What you have to do: All entries are to be quoted exactly; the images stay out of the copy.

Records for the task:
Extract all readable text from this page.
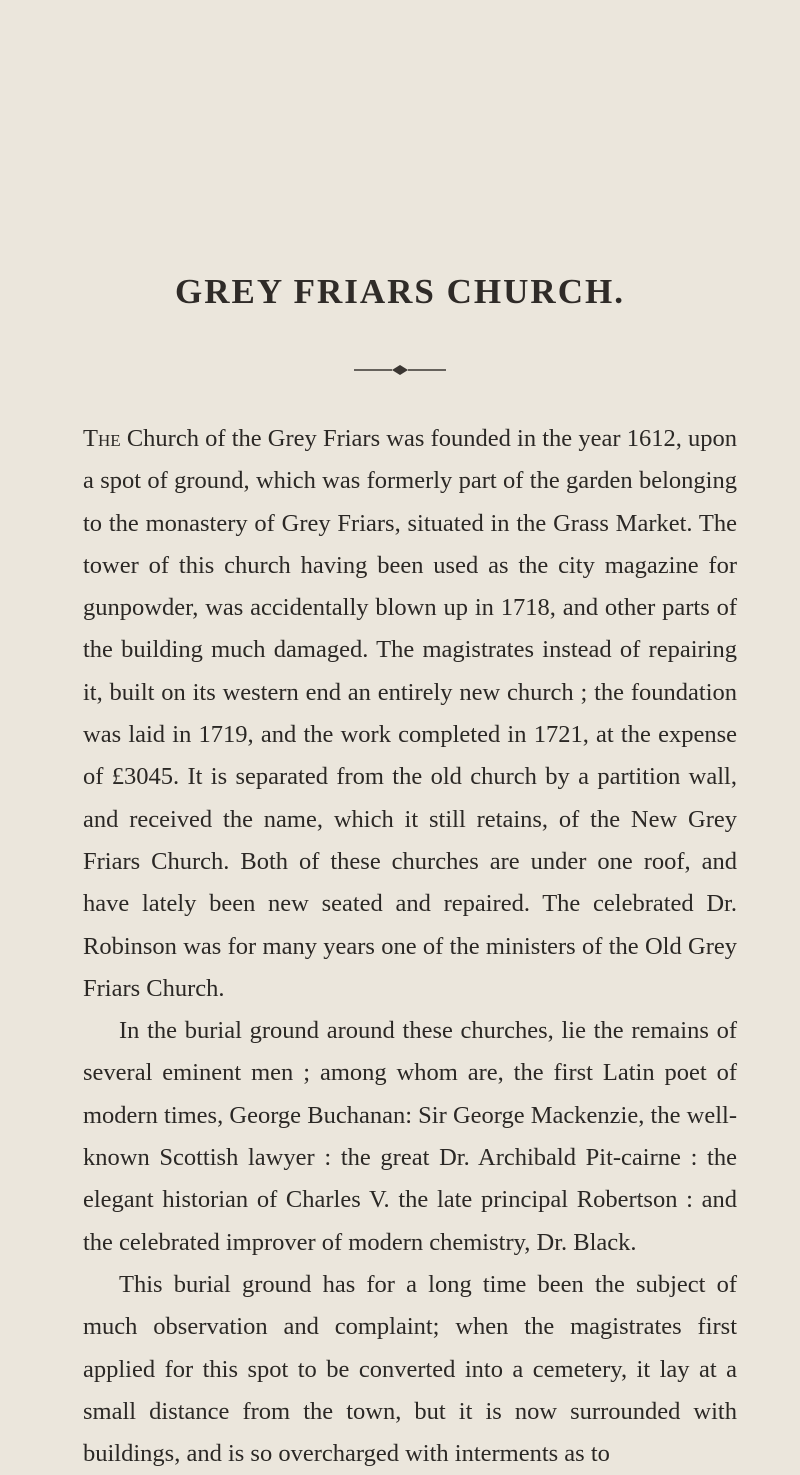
GREY FRIARS CHURCH.

The Church of the Grey Friars was founded in the year 1612, upon a spot of ground, which was formerly part of the garden belonging to the monastery of Grey Friars, situated in the Grass Market. The tower of this church having been used as the city magazine for gunpowder, was accidentally blown up in 1718, and other parts of the building much damaged. The magistrates instead of repairing it, built on its western end an entirely new church ; the foundation was laid in 1719, and the work completed in 1721, at the expense of £3045. It is separated from the old church by a partition wall, and received the name, which it still retains, of the New Grey Friars Church. Both of these churches are under one roof, and have lately been new seated and repaired. The celebrated Dr. Robinson was for many years one of the ministers of the Old Grey Friars Church.

In the burial ground around these churches, lie the remains of several eminent men ; among whom are, the first Latin poet of modern times, George Buchanan: Sir George Mackenzie, the well-known Scottish lawyer : the great Dr. Archibald Pit-cairne : the elegant historian of Charles V. the late principal Robertson : and the celebrated improver of modern chemistry, Dr. Black.

This burial ground has for a long time been the subject of much observation and complaint; when the magistrates first applied for this spot to be converted into a cemetery, it lay at a small distance from the town, but it is now surrounded with buildings, and is so overcharged with interments as to
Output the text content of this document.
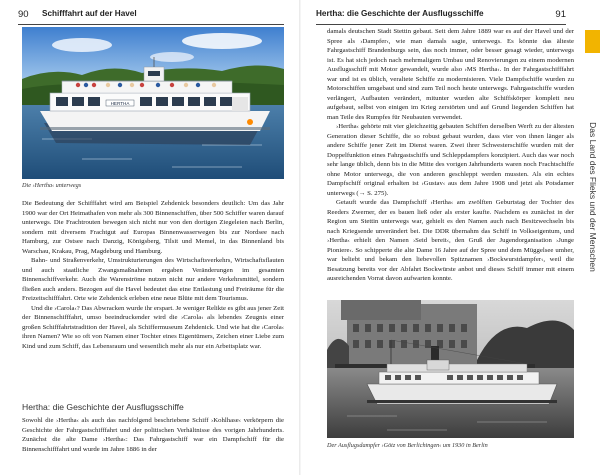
90 Schifffahrt auf der Havel	Hertha: die Geschichte der Ausflugsschiffe	91
Das Land des Flieks und der Menschen
HERTHA
Die ›Hertha‹ unterwegs

Die Bedeutung der Schifffahrt wird am Beispiel Zehdenick besonders deutlich: Um das Jahr 1900 war der Ort Heimathafen von mehr als 300 Binnenschiffen, über 500 Schiffer waren darauf unterwegs. Die Frachtrouten bewegen sich nicht nur von den dortigen Ziegeleien nach Berlin, sondern mit diversem Frachtgut auf Europas Binnenwasserwegen bis zur Nordsee nach Hamburg, zur Ostsee nach Danzig, Königsberg, Tilsit und Memel, in das Binnenland bis Warschau, Krakau, Prag, Magdeburg und Hamburg.

Bahn- und Straßenverkehr, Umstrukturierungen des Wirtschaftsverkehrs, Wirtschaftsflauten und auch staatliche Zwangsmaßnahmen ergaben Veränderungen im gesamten Binnenschiffverkehr. Auch die Warenströme nutzen nicht nur andere Verkehrsmittel, sondern fließen auch anders. Bezogen auf die Havel bedeutet das eine Entlastung und Freiräume für die Freizeitschifffahrt. Orte wie Zehdenick erleben eine neue Blüte mit dem Tourismus.

Und die ›Carola‹? Das Abwracken wurde ihr erspart. Je weniger Relikte es gibt aus jener Zeit der Binnenschifffahrt, umso beeindruckender wird die ›Carola‹ als lebendes Zeugnis einer großen Schifffahrtstradition der Havel, als Schiffermuseum Zehdenick. Und wie hat die ›Carola‹ ihren Namen? Wie so oft von Namen einer Tochter eines Eigentümers, Zeichen einer Liebe zum Kind und zum Schiff, das Lebensraum und wesentlich mehr als nur ein Arbeitsplatz war.

Hertha: die Geschichte der Ausflugsschiffe

Sowohl die ›Hertha‹ als auch das nachfolgend beschriebene Schiff ›Kohlhase‹ verkörpern die Geschichte der Fahrgastschifffahrt und der politischen Verhältnisse des vorigen Jahrhunderts. Zunächst die alte Dame ›Hertha‹: Das Fahrgastschiff war ein Dampfschiff für die Binnenschifffahrt und wurde im Jahre 1886 in der

damals deutschen Stadt Stettin gebaut. Seit dem Jahre 1889 war es auf der Havel und der Spree als ›Dampfer‹, wie man damals sagte, unterwegs. Es könnte das älteste Fahrgastschiff Brandenburgs sein, das noch immer, oder besser gesagt wieder, unterwegs ist. Es hat sich jedoch nach mehrmaligem Umbau und Renovierungen zu einem modernen Ausflugsschiff mit Motor gewandelt, wurde also ›MS Hertha‹. In der Fahrgastschifffahrt war und ist es üblich, veraltete Schiffe zu modernisieren. Viele Dampfschiffe wurden zu Motorschiffen umgebaut und sind zum Teil noch heute unterwegs. Fahrgastschiffe wurden verlängert, Aufbauten verändert, mitunter wurden alte Schiffskörper komplett neu aufgebaut, selbst von einigen im Krieg zerstörten und auf Grund liegenden Schiffen hat man Teile des Rumpfes für Neubauten verwendet.

›Hertha‹ gehörte mit vier gleichzeitig gebauten Schiffen derselben Werft zu der ältesten Generation dieser Schiffe, die so robust gebaut wurden, dass vier von ihnen länger als andere Schiffe jener Zeit im Dienst waren. Zwei ihrer Schwesterschiffe wurden mit der Doppelfunktion eines Fahrgastschiffs und Schleppdampfers konzipiert. Auch das war noch sehr lange üblich, denn bis in die Mitte des vorigen Jahrhunderts waren noch Frachtschiffe ohne Motor unterwegs, die von anderen geschleppt werden mussten. Als ein echtes Dampfschiff original erhalten ist ›Gustav‹ aus dem Jahre 1908 und jetzt als Potsdamer unterwegs (→ S. 275).

Getauft wurde das Dampfschiff ›Hertha‹ am zwölften Geburtstag der Tochter des Reeders Zwerner, der es bauen ließ oder als erster kaufte. Nachdem es zunächst in der Region um Stettin unterwegs war, gehielt es den Namen auch nach Besitzwechseln bis nach Kriegsende unverändert bei. Die DDR übernahm das Schiff in Volkseigentum, und ›Hertha‹ erhielt den Namen ›Seid bereit‹, den Gruß der Jugendorganisation ›Junge Pioniere‹. So schipperte die alte Dame 16 Jahre auf der Spree und dem Müggelsee umher, war beliebt und bekam den liebevollen Spitznamen ›Bockwurstdampfer‹, weil die Besatzung bereits vor der Abfahrt Bockwürste anbot und dieses Schiff immer mit einem ausreichenden Vorrat davon aufwarten konnte.

Der Ausflugsdampfer ›Götz von Berlichingen‹ um 1930 in Berlin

Response:
Extract all readable text from this page.
GREY FRIARS CHURCH.

The Church of the Grey Friars was founded in the year 1612, upon a spot of ground, which was formerly part of the garden belonging to the monastery of Grey Friars, situated in the Grass Market. The tower of this church having been used as the city magazine for gunpowder, was accidentally blown up in 1718, and other parts of the building much damaged. The magistrates instead of repairing it, built on its western end an entirely new church ; the foundation was laid in 1719, and the work completed in 1721, at the expense of £3045. It is separated from the old church by a partition wall, and received the name, which it still retains, of the New Grey Friars Church. Both of these churches are under one roof, and have lately been new seated and repaired. The celebrated Dr. Robinson was for many years one of the ministers of the Old Grey Friars Church.

In the burial ground around these churches, lie the remains of several eminent men ; among whom are, the first Latin poet of modern times, George Buchanan: Sir George Mackenzie, the well-known Scottish lawyer : the great Dr. Archibald Pit-cairne : the elegant historian of Charles V. the late principal Robertson : and the celebrated improver of modern chemistry, Dr. Black.

This burial ground has for a long time been the subject of much observation and complaint; when the magistrates first applied for this spot to be converted into a cemetery, it lay at a small distance from the town, but it is now surrounded with buildings, and is so overcharged with interments as to
Output the text content of this document.
90 Schifffahrt auf der Havel	Hertha: die Geschichte der Ausflugsschiffe	91
Das Land des Flieks und der Menschen
HERTHA
Die ›Hertha‹ unterwegs

Die Bedeutung der Schifffahrt wird am Beispiel Zehdenick besonders deutlich: Um das Jahr 1900 war der Ort Heimathafen von mehr als 300 Binnenschiffen, über 500 Schiffer waren darauf unterwegs. Die Frachtrouten bewegen sich nicht nur von den dortigen Ziegeleien nach Berlin, sondern mit diversem Frachtgut auf Europas Binnenwasserwegen bis zur Nordsee nach Hamburg, zur Ostsee nach Danzig, Königsberg, Tilsit und Memel, in das Binnenland bis Warschau, Krakau, Prag, Magdeburg und Hamburg.

Bahn- und Straßenverkehr, Umstrukturierungen des Wirtschaftsverkehrs, Wirtschaftsflauten und auch staatliche Zwangsmaßnahmen ergaben Veränderungen im gesamten Binnenschiffverkehr. Auch die Warenströme nutzen nicht nur andere Verkehrsmittel, sondern fließen auch anders. Bezogen auf die Havel bedeutet das eine Entlastung und Freiräume für die Freizeitschifffahrt. Orte wie Zehdenick erleben eine neue Blüte mit dem Tourismus.

Und die ›Carola‹? Das Abwracken wurde ihr erspart. Je weniger Relikte es gibt aus jener Zeit der Binnenschifffahrt, umso beeindruckender wird die ›Carola‹ als lebendes Zeugnis einer großen Schifffahrtstradition der Havel, als Schiffermuseum Zehdenick. Und wie hat die ›Carola‹ ihren Namen? Wie so oft von Namen einer Tochter eines Eigentümers, Zeichen einer Liebe zum Kind und zum Schiff, das Lebensraum und wesentlich mehr als nur ein Arbeitsplatz war.

Hertha: die Geschichte der Ausflugsschiffe

Sowohl die ›Hertha‹ als auch das nachfolgend beschriebene Schiff ›Kohlhase‹ verkörpern die Geschichte der Fahrgastschifffahrt und der politischen Verhältnisse des vorigen Jahrhunderts. Zunächst die alte Dame ›Hertha‹: Das Fahrgastschiff war ein Dampfschiff für die Binnenschifffahrt und wurde im Jahre 1886 in der

damals deutschen Stadt Stettin gebaut. Seit dem Jahre 1889 war es auf der Havel und der Spree als ›Dampfer‹, wie man damals sagte, unterwegs. Es könnte das älteste Fahrgastschiff Brandenburgs sein, das noch immer, oder besser gesagt wieder, unterwegs ist. Es hat sich jedoch nach mehrmaligem Umbau und Renovierungen zu einem modernen Ausflugsschiff mit Motor gewandelt, wurde also ›MS Hertha‹. In der Fahrgastschifffahrt war und ist es üblich, veraltete Schiffe zu modernisieren. Viele Dampfschiffe wurden zu Motorschiffen umgebaut und sind zum Teil noch heute unterwegs. Fahrgastschiffe wurden verlängert, Aufbauten verändert, mitunter wurden alte Schiffskörper komplett neu aufgebaut, selbst von einigen im Krieg zerstörten und auf Grund liegenden Schiffen hat man Teile des Rumpfes für Neubauten verwendet.

›Hertha‹ gehörte mit vier gleichzeitig gebauten Schiffen derselben Werft zu der ältesten Generation dieser Schiffe, die so robust gebaut wurden, dass vier von ihnen länger als andere Schiffe jener Zeit im Dienst waren. Zwei ihrer Schwesterschiffe wurden mit der Doppelfunktion eines Fahrgastschiffs und Schleppdampfers konzipiert. Auch das war noch sehr lange üblich, denn bis in die Mitte des vorigen Jahrhunderts waren noch Frachtschiffe ohne Motor unterwegs, die von anderen geschleppt werden mussten. Als ein echtes Dampfschiff original erhalten ist ›Gustav‹ aus dem Jahre 1908 und jetzt als Potsdamer unterwegs (→ S. 275).

Getauft wurde das Dampfschiff ›Hertha‹ am zwölften Geburtstag der Tochter des Reeders Zwerner, der es bauen ließ oder als erster kaufte. Nachdem es zunächst in der Region um Stettin unterwegs war, gehielt es den Namen auch nach Besitzwechseln bis nach Kriegsende unverändert bei. Die DDR übernahm das Schiff in Volkseigentum, und ›Hertha‹ erhielt den Namen ›Seid bereit‹, den Gruß der Jugendorganisation ›Junge Pioniere‹. So schipperte die alte Dame 16 Jahre auf der Spree und dem Müggelsee umher, war beliebt und bekam den liebevollen Spitznamen ›Bockwurstdampfer‹, weil die Besatzung bereits vor der Abfahrt Bockwürste anbot und dieses Schiff immer mit einem ausreichenden Vorrat davon aufwarten konnte.

Der Ausflugsdampfer ›Götz von Berlichingen‹ um 1930 in Berlin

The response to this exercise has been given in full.